(Stated task): Leave out the pictures and copy everything else in the entries exactly.

(Extracted entries):

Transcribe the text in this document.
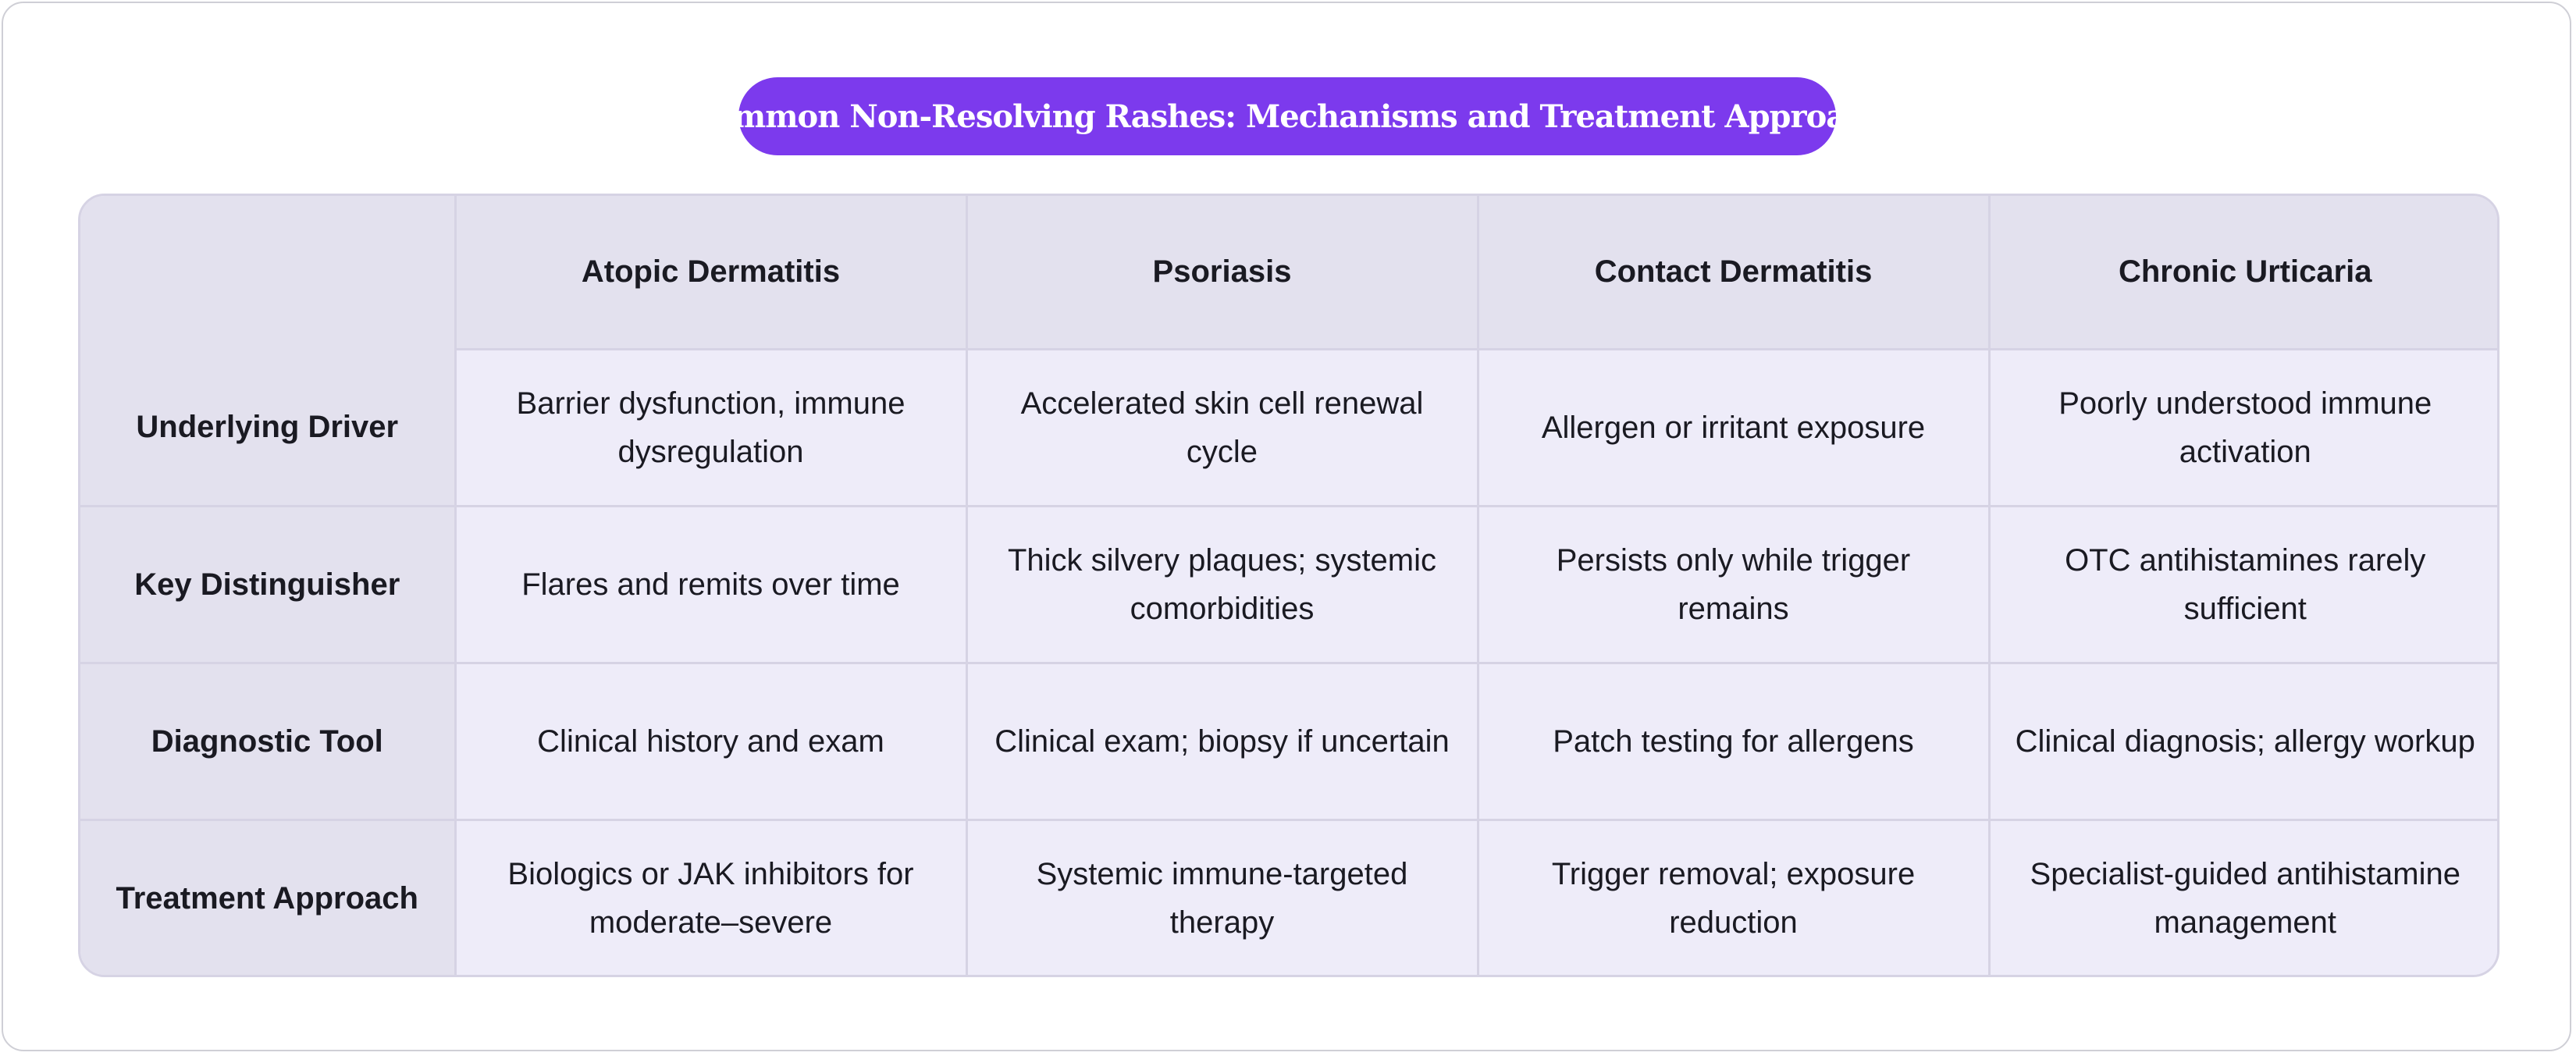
Common Non-Resolving Rashes: Mechanisms and Treatment Approach
	Atopic Dermatitis	Psoriasis	Contact Dermatitis	Chronic Urticaria
Underlying Driver	Barrier dysfunction, immune dysregulation	Accelerated skin cell renewal cycle	Allergen or irritant exposure	Poorly understood immune activation
Key Distinguisher	Flares and remits over time	Thick silvery plaques; systemic comorbidities	Persists only while trigger remains	OTC antihistamines rarely sufficient
Diagnostic Tool	Clinical history and exam	Clinical exam; biopsy if uncertain	Patch testing for allergens	Clinical diagnosis; allergy workup
Treatment Approach	Biologics or JAK inhibitors for moderate–severe	Systemic immune-targeted therapy	Trigger removal; exposure reduction	Specialist-guided antihistamine management
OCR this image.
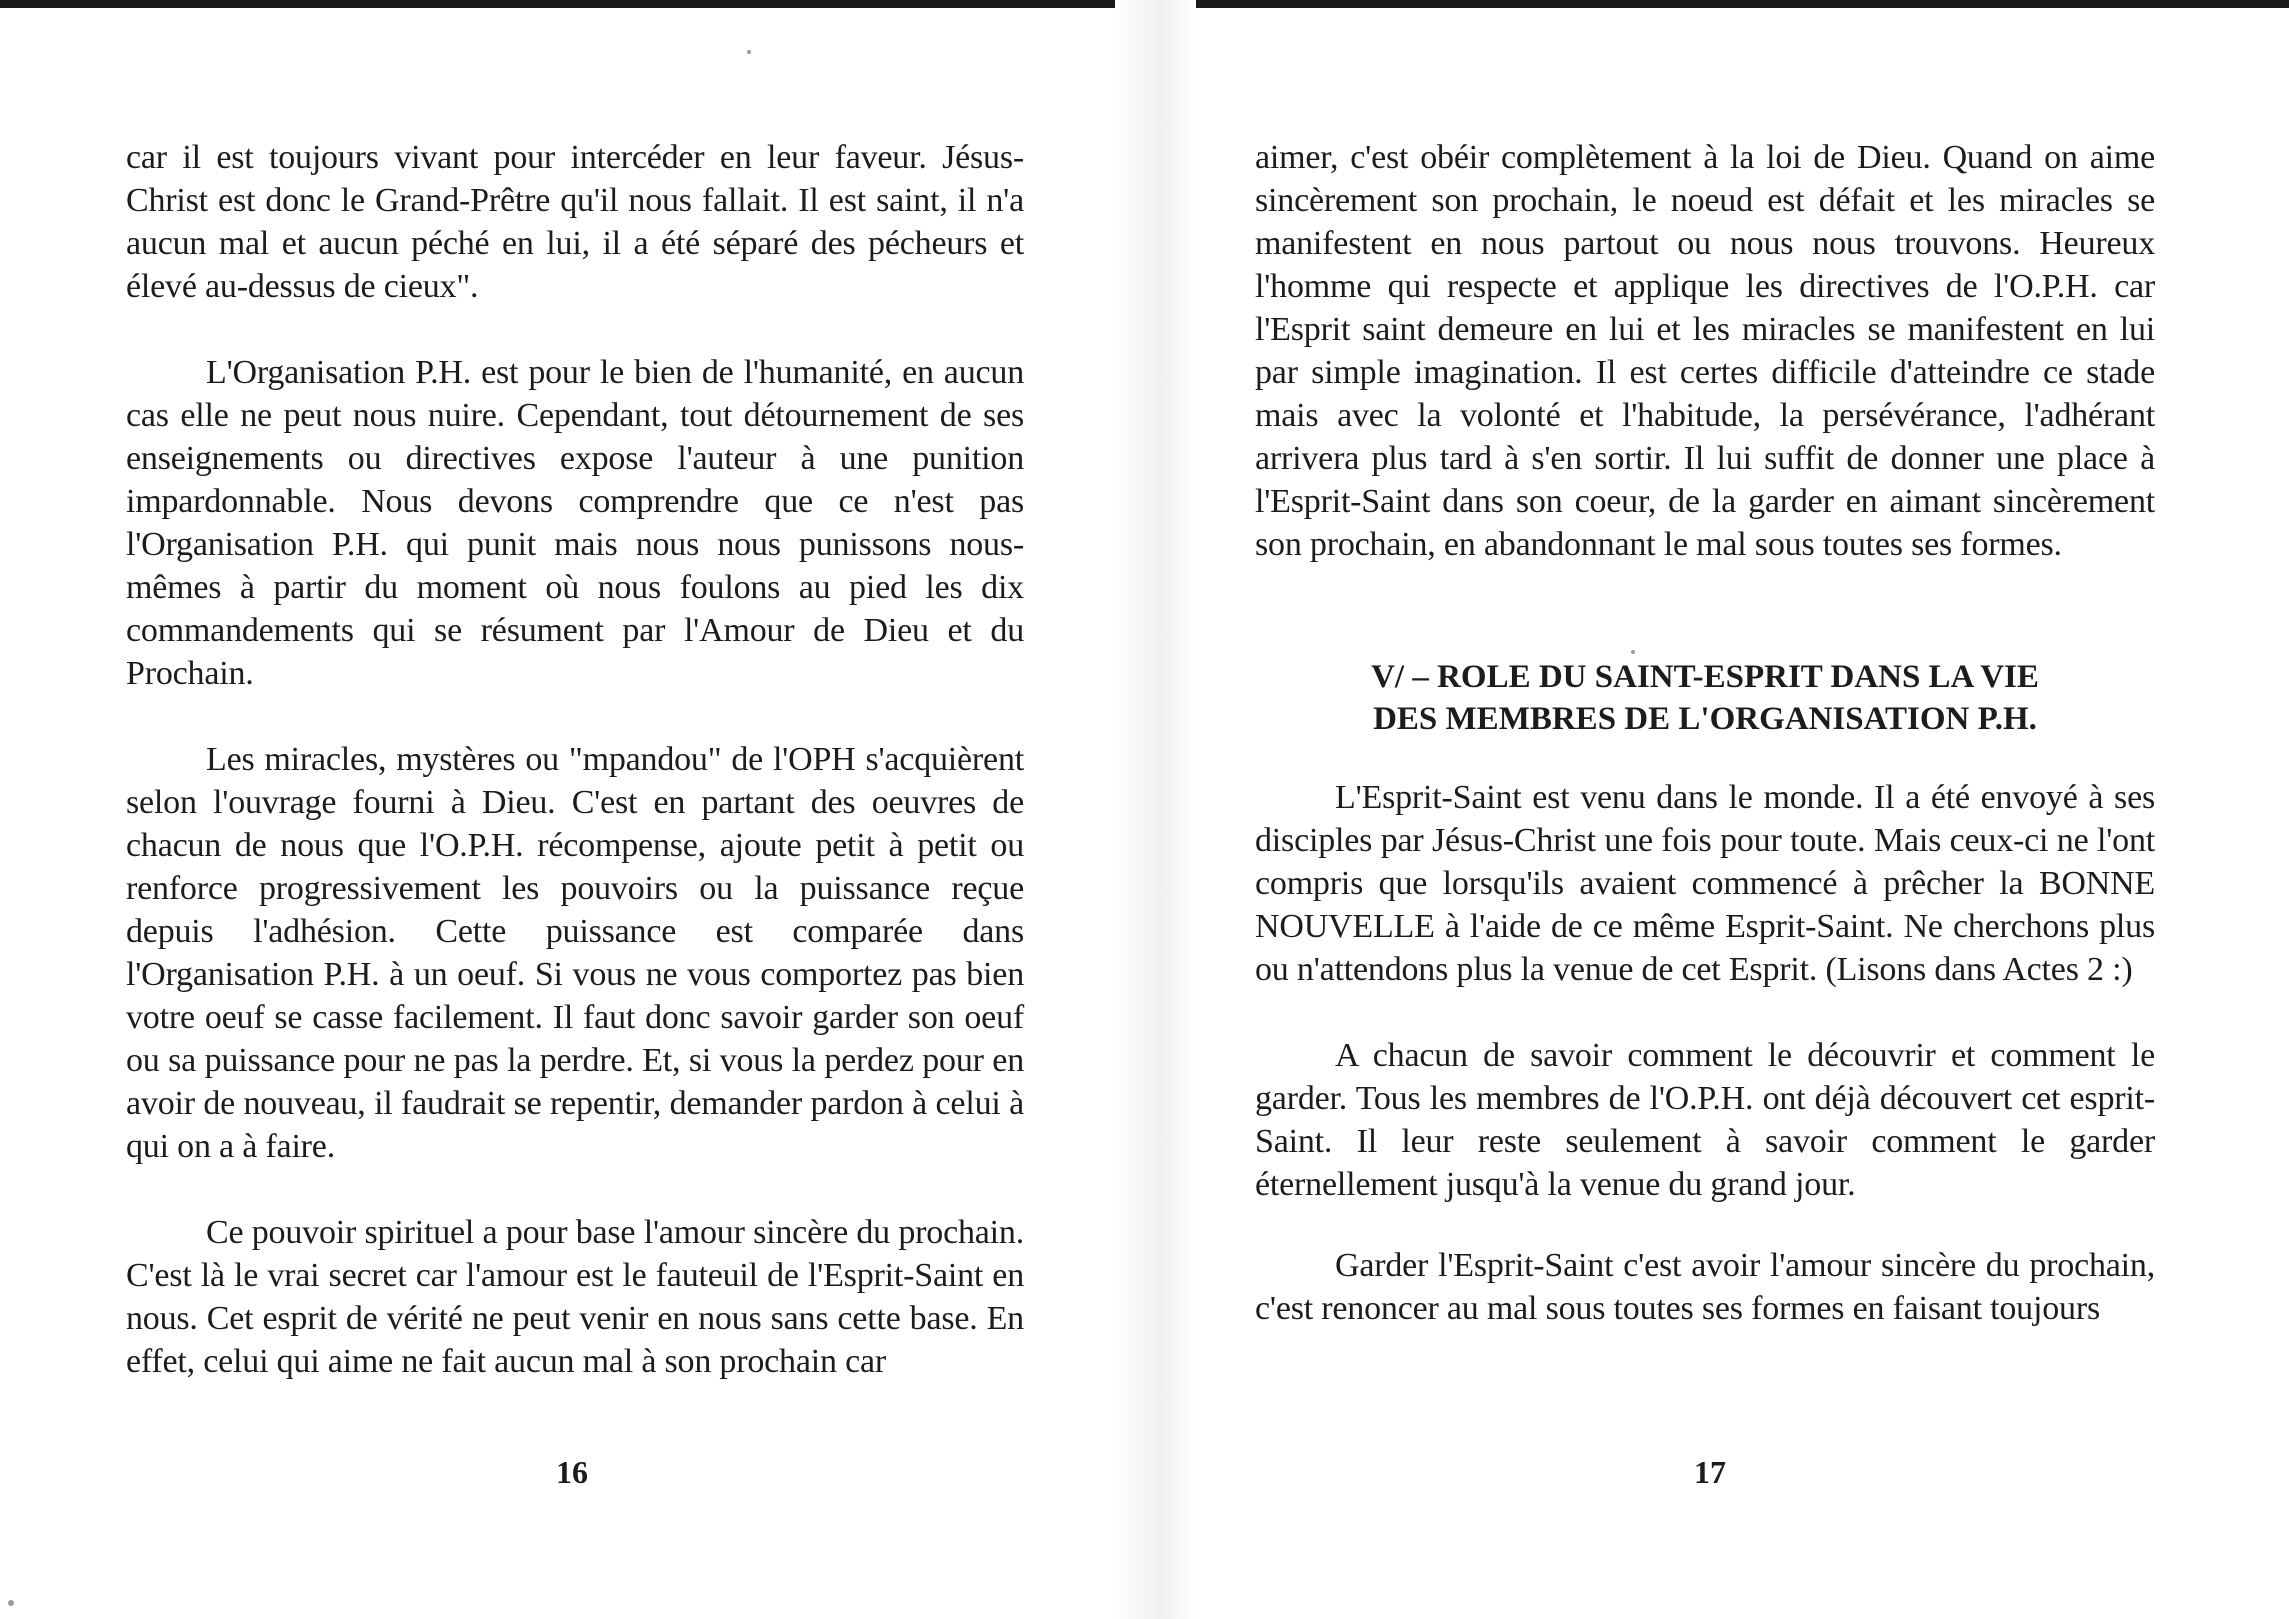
car il est toujours vivant pour intercéder en leur faveur. Jésus-Christ est donc le Grand-Prêtre qu'il nous fallait. Il est saint, il n'a aucun mal et aucun péché en lui, il a été séparé des pécheurs et élevé au-dessus de cieux".

L'Organisation P.H. est pour le bien de l'humanité, en aucun cas elle ne peut nous nuire. Cependant, tout détournement de ses enseignements ou directives expose l'auteur à une punition impardonnable. Nous devons comprendre que ce n'est pas l'Organisation P.H. qui punit mais nous nous punissons nous-mêmes à partir du moment où nous foulons au pied les dix commandements qui se résument par l'Amour de Dieu et du Prochain.

Les miracles, mystères ou "mpandou" de l'OPH s'acquièrent selon l'ouvrage fourni à Dieu. C'est en partant des oeuvres de chacun de nous que l'O.P.H. récompense, ajoute petit à petit ou renforce progressivement les pouvoirs ou la puissance reçue depuis l'adhésion. Cette puissance est comparée dans l'Organisation P.H. à un oeuf. Si vous ne vous comportez pas bien votre oeuf se casse facilement. Il faut donc savoir garder son oeuf ou sa puissance pour ne pas la perdre. Et, si vous la perdez pour en avoir de nouveau, il faudrait se repentir, demander pardon à celui à qui on a à faire.

Ce pouvoir spirituel a pour base l'amour sincère du prochain. C'est là le vrai secret car l'amour est le fauteuil de l'Esprit-Saint en nous. Cet esprit de vérité ne peut venir en nous sans cette base. En effet, celui qui aime ne fait aucun mal à son prochain car

16

aimer, c'est obéir complètement à la loi de Dieu. Quand on aime sincèrement son prochain, le noeud est défait et les miracles se manifestent en nous partout ou nous nous trouvons. Heureux l'homme qui respecte et applique les directives de l'O.P.H. car l'Esprit saint demeure en lui et les miracles se manifestent en lui par simple imagination. Il est certes difficile d'atteindre ce stade mais avec la volonté et l'habitude, la persévérance, l'adhérant arrivera plus tard à s'en sortir. Il lui suffit de donner une place à l'Esprit-Saint dans son coeur, de la garder en aimant sincèrement son prochain, en abandonnant le mal sous toutes ses formes.

V/ – ROLE DU SAINT-ESPRIT DANS LA VIE
DES MEMBRES DE L'ORGANISATION P.H.

L'Esprit-Saint est venu dans le monde. Il a été envoyé à ses disciples par Jésus-Christ une fois pour toute. Mais ceux-ci ne l'ont compris que lorsqu'ils avaient commencé à prêcher la BONNE NOUVELLE à l'aide de ce même Esprit-Saint. Ne cherchons plus ou n'attendons plus la venue de cet Esprit. (Lisons dans Actes 2 :)

A chacun de savoir comment le découvrir et comment le garder. Tous les membres de l'O.P.H. ont déjà découvert cet esprit-Saint. Il leur reste seulement à savoir comment le garder éternellement jusqu'à la venue du grand jour.

Garder l'Esprit-Saint c'est avoir l'amour sincère du prochain, c'est renoncer au mal sous toutes ses formes en faisant toujours

17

(Solution for this exercise):
Transcribe the text in this document.
Common Non-Resolving Rashes: Mechanisms and Treatment Approach
	Atopic Dermatitis	Psoriasis	Contact Dermatitis	Chronic Urticaria
Underlying Driver	Barrier dysfunction, immune dysregulation	Accelerated skin cell renewal cycle	Allergen or irritant exposure	Poorly understood immune activation
Key Distinguisher	Flares and remits over time	Thick silvery plaques; systemic comorbidities	Persists only while trigger remains	OTC antihistamines rarely sufficient
Diagnostic Tool	Clinical history and exam	Clinical exam; biopsy if uncertain	Patch testing for allergens	Clinical diagnosis; allergy workup
Treatment Approach	Biologics or JAK inhibitors for moderate–severe	Systemic immune-targeted therapy	Trigger removal; exposure reduction	Specialist-guided antihistamine management
OCR this image.
car il est toujours vivant pour intercéder en leur faveur. Jésus-Christ est donc le Grand-Prêtre qu'il nous fallait. Il est saint, il n'a aucun mal et aucun péché en lui, il a été séparé des pécheurs et élevé au-dessus de cieux".

L'Organisation P.H. est pour le bien de l'humanité, en aucun cas elle ne peut nous nuire. Cependant, tout détournement de ses enseignements ou directives expose l'auteur à une punition impardonnable. Nous devons comprendre que ce n'est pas l'Organisation P.H. qui punit mais nous nous punissons nous-mêmes à partir du moment où nous foulons au pied les dix commandements qui se résument par l'Amour de Dieu et du Prochain.

Les miracles, mystères ou "mpandou" de l'OPH s'acquièrent selon l'ouvrage fourni à Dieu. C'est en partant des oeuvres de chacun de nous que l'O.P.H. récompense, ajoute petit à petit ou renforce progressivement les pouvoirs ou la puissance reçue depuis l'adhésion. Cette puissance est comparée dans l'Organisation P.H. à un oeuf. Si vous ne vous comportez pas bien votre oeuf se casse facilement. Il faut donc savoir garder son oeuf ou sa puissance pour ne pas la perdre. Et, si vous la perdez pour en avoir de nouveau, il faudrait se repentir, demander pardon à celui à qui on a à faire.

Ce pouvoir spirituel a pour base l'amour sincère du prochain. C'est là le vrai secret car l'amour est le fauteuil de l'Esprit-Saint en nous. Cet esprit de vérité ne peut venir en nous sans cette base. En effet, celui qui aime ne fait aucun mal à son prochain car

16

aimer, c'est obéir complètement à la loi de Dieu. Quand on aime sincèrement son prochain, le noeud est défait et les miracles se manifestent en nous partout ou nous nous trouvons. Heureux l'homme qui respecte et applique les directives de l'O.P.H. car l'Esprit saint demeure en lui et les miracles se manifestent en lui par simple imagination. Il est certes difficile d'atteindre ce stade mais avec la volonté et l'habitude, la persévérance, l'adhérant arrivera plus tard à s'en sortir. Il lui suffit de donner une place à l'Esprit-Saint dans son coeur, de la garder en aimant sincèrement son prochain, en abandonnant le mal sous toutes ses formes.

V/ – ROLE DU SAINT-ESPRIT DANS LA VIE
DES MEMBRES DE L'ORGANISATION P.H.

L'Esprit-Saint est venu dans le monde. Il a été envoyé à ses disciples par Jésus-Christ une fois pour toute. Mais ceux-ci ne l'ont compris que lorsqu'ils avaient commencé à prêcher la BONNE NOUVELLE à l'aide de ce même Esprit-Saint. Ne cherchons plus ou n'attendons plus la venue de cet Esprit. (Lisons dans Actes 2 :)

A chacun de savoir comment le découvrir et comment le garder. Tous les membres de l'O.P.H. ont déjà découvert cet esprit-Saint. Il leur reste seulement à savoir comment le garder éternellement jusqu'à la venue du grand jour.

Garder l'Esprit-Saint c'est avoir l'amour sincère du prochain, c'est renoncer au mal sous toutes ses formes en faisant toujours

17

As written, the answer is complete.